» Exercise prompt
Write out word for word each line from the one containing "Decode this image" through the close of the listing, including both ends. Pictures do not belong in the copy.

═══ Materials provided

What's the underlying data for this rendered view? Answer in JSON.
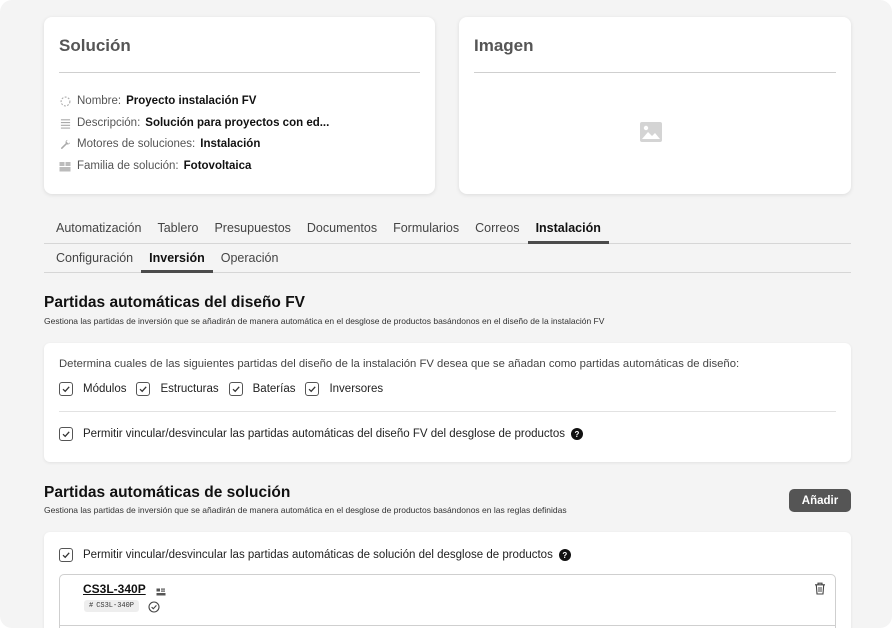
{
  "solution_card": {
    "title": "Solución",
    "fields": [
      {
        "label": "Nombre:",
        "value": "Proyecto instalación FV",
        "icon": "circle-dashed-icon"
      },
      {
        "label": "Descripción:",
        "value": "Solución para proyectos con ed...",
        "icon": "lines-icon"
      },
      {
        "label": "Motores de soluciones:",
        "value": "Instalación",
        "icon": "wrench-icon"
      },
      {
        "label": "Familia de solución:",
        "value": "Fotovoltaica",
        "icon": "boxes-icon"
      }
    ]
  },
  "image_card": {
    "title": "Imagen",
    "icon": "image-placeholder-icon"
  },
  "main_tabs": [
    "Automatización",
    "Tablero",
    "Presupuestos",
    "Documentos",
    "Formularios",
    "Correos",
    "Instalación"
  ],
  "main_tabs_active": "Instalación",
  "sub_tabs": [
    "Configuración",
    "Inversión",
    "Operación"
  ],
  "sub_tabs_active": "Inversión",
  "design_section": {
    "title": "Partidas automáticas del diseño FV",
    "subtitle": "Gestiona las partidas de inversión que se añadirán de manera automática en el desglose de productos basándonos en el diseño de la instalación FV",
    "prompt": "Determina cuales de las siguientes partidas del diseño de la instalación FV desea que se añadan como partidas automáticas de diseño:",
    "options": [
      {
        "label": "Módulos",
        "checked": true
      },
      {
        "label": "Estructuras",
        "checked": true
      },
      {
        "label": "Baterías",
        "checked": true
      },
      {
        "label": "Inversores",
        "checked": true
      }
    ],
    "link_option": {
      "label": "Permitir vincular/desvincular las partidas automáticas del diseño FV del desglose de productos",
      "checked": true
    }
  },
  "solution_section": {
    "title": "Partidas automáticas de solución",
    "subtitle": "Gestiona las partidas de inversión que se añadirán de manera automática en el desglose de productos basándonos en las reglas definidas",
    "add_label": "Añadir",
    "link_option": {
      "label": "Permitir vincular/desvincular las partidas automáticas de solución del desglose de productos",
      "checked": true
    },
    "item": {
      "name": "CS3L-340P",
      "tag": "CS3L-340P"
    }
  },
  "colors": {
    "accent": "#4b4b4b",
    "button": "#555555",
    "background": "#f4f4f4"
  }
}
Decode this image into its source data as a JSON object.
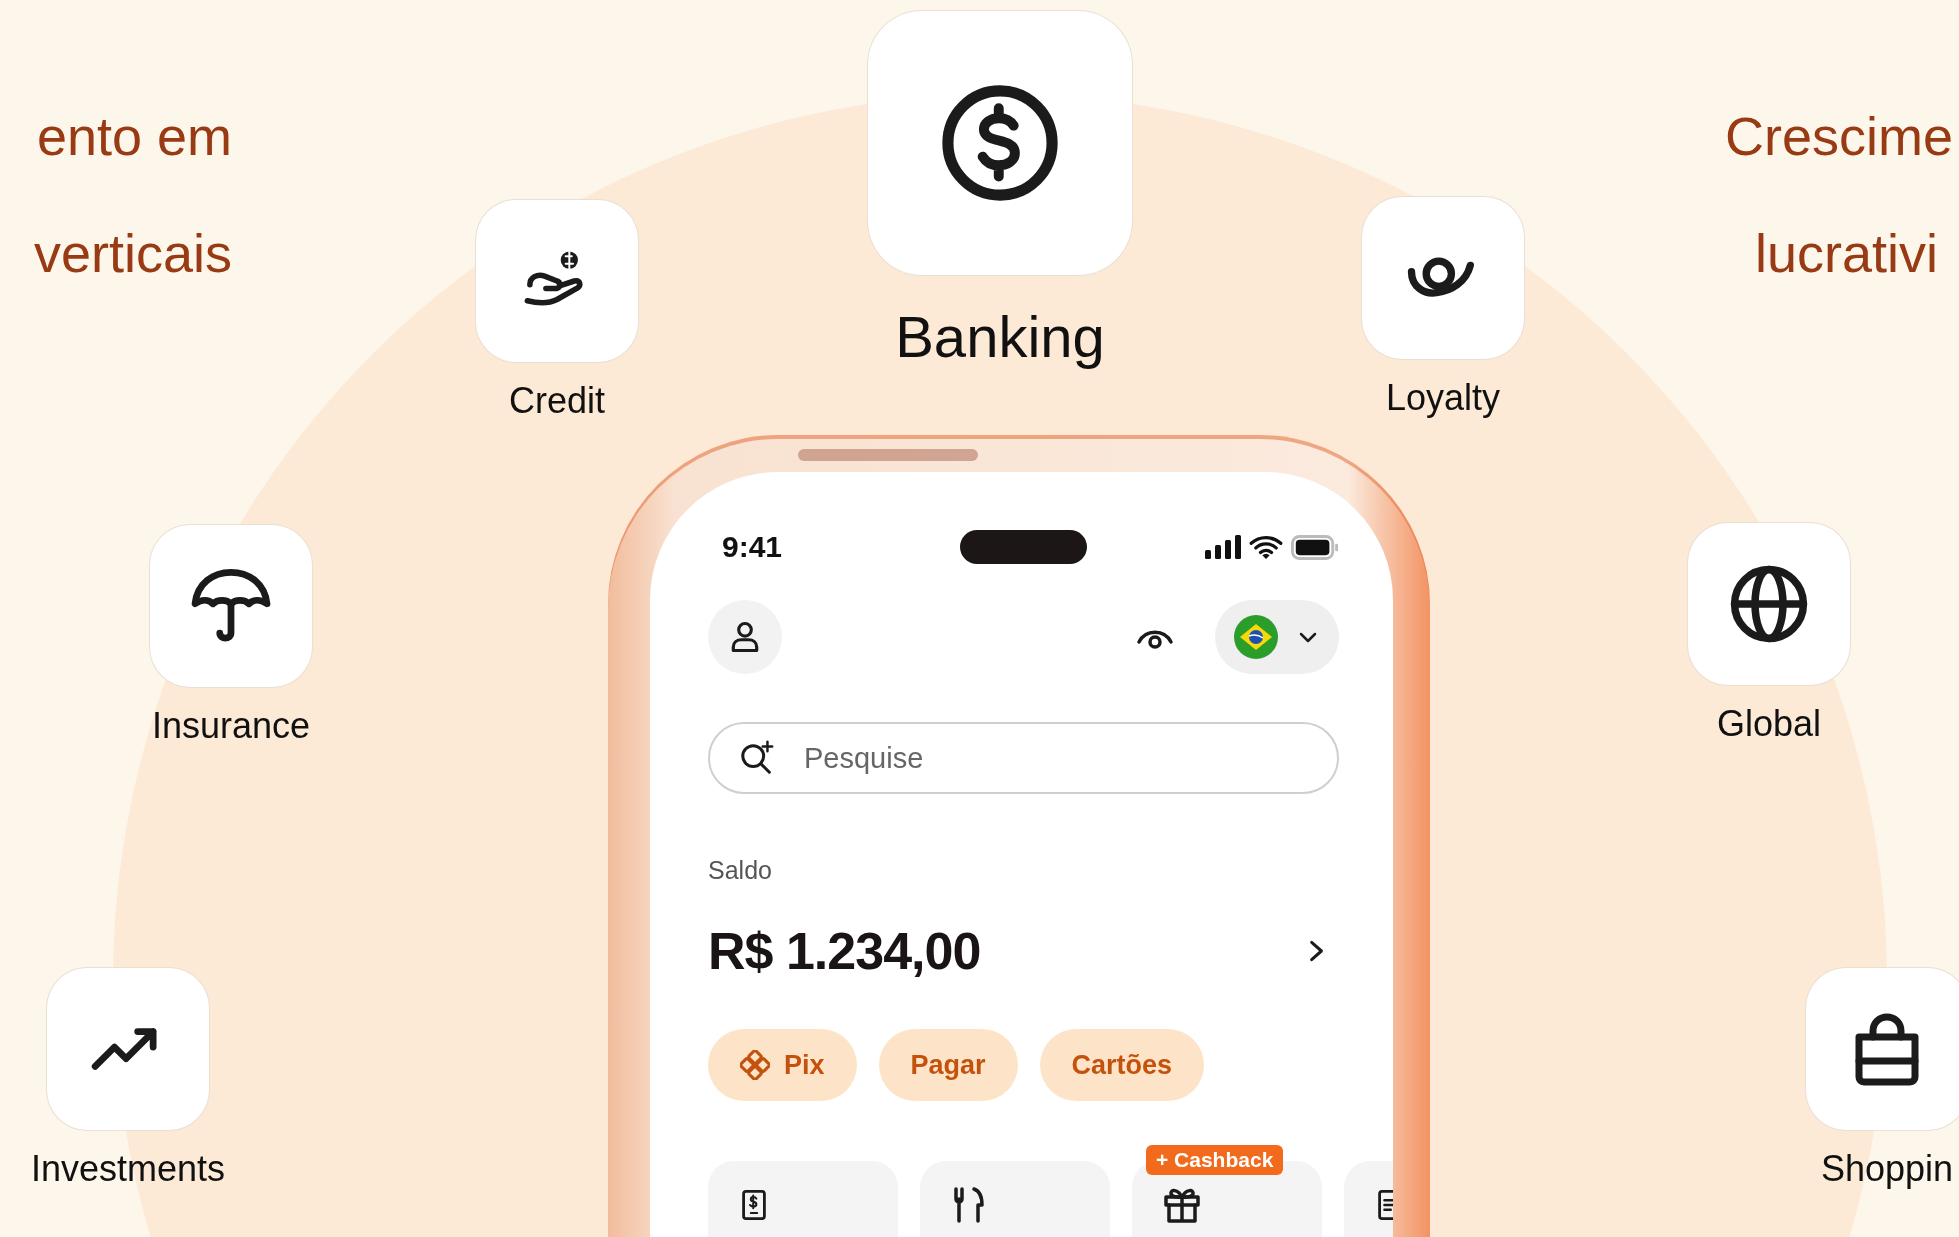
{
  "headings": [
    {
      "lines": [
        "ento em",
        "verticais"
      ]
    },
    {
      "lines": [
        "Crescime",
        "lucrativi"
      ]
    }
  ],
  "features": [
    {
      "kind": "banking",
      "label": "Banking"
    },
    {
      "kind": "credit",
      "label": "Credit"
    },
    {
      "kind": "loyalty",
      "label": "Loyalty"
    },
    {
      "kind": "insurance",
      "label": "Insurance"
    },
    {
      "kind": "global",
      "label": "Global"
    },
    {
      "kind": "investments",
      "label": "Investments"
    },
    {
      "kind": "shopping",
      "label": "Shoppin"
    }
  ],
  "phone": {
    "status_bar": {
      "time": "9:41"
    },
    "search": {
      "placeholder": "Pesquise"
    },
    "balance": {
      "label": "Saldo",
      "amount": "R$ 1.234,00"
    },
    "actions": [
      {
        "label": "Pix",
        "icon": true
      },
      {
        "label": "Pagar",
        "icon": false
      },
      {
        "label": "Cartões",
        "icon": false
      }
    ],
    "shortcuts": [
      {
        "kind": "receipt"
      },
      {
        "kind": "food"
      },
      {
        "kind": "gift",
        "badge": "+ Cashback"
      },
      {
        "kind": "document"
      }
    ]
  }
}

══════

» Written answer
Decode this image into its source data as a JSON object.
{
  "headings": [
    {
      "lines": [
        "ento em",
        "verticais"
      ]
    },
    {
      "lines": [
        "Crescime",
        "lucrativi"
      ]
    }
  ],
  "features": [
    {
      "kind": "banking",
      "label": "Banking"
    },
    {
      "kind": "credit",
      "label": "Credit"
    },
    {
      "kind": "loyalty",
      "label": "Loyalty"
    },
    {
      "kind": "insurance",
      "label": "Insurance"
    },
    {
      "kind": "global",
      "label": "Global"
    },
    {
      "kind": "investments",
      "label": "Investments"
    },
    {
      "kind": "shopping",
      "label": "Shoppin"
    }
  ],
  "phone": {
    "status_bar": {
      "time": "9:41"
    },
    "search": {
      "placeholder": "Pesquise"
    },
    "balance": {
      "label": "Saldo",
      "amount": "R$ 1.234,00"
    },
    "actions": [
      {
        "label": "Pix",
        "icon": true
      },
      {
        "label": "Pagar",
        "icon": false
      },
      {
        "label": "Cartões",
        "icon": false
      }
    ],
    "shortcuts": [
      {
        "kind": "receipt"
      },
      {
        "kind": "food"
      },
      {
        "kind": "gift",
        "badge": "+ Cashback"
      },
      {
        "kind": "document"
      }
    ]
  }
}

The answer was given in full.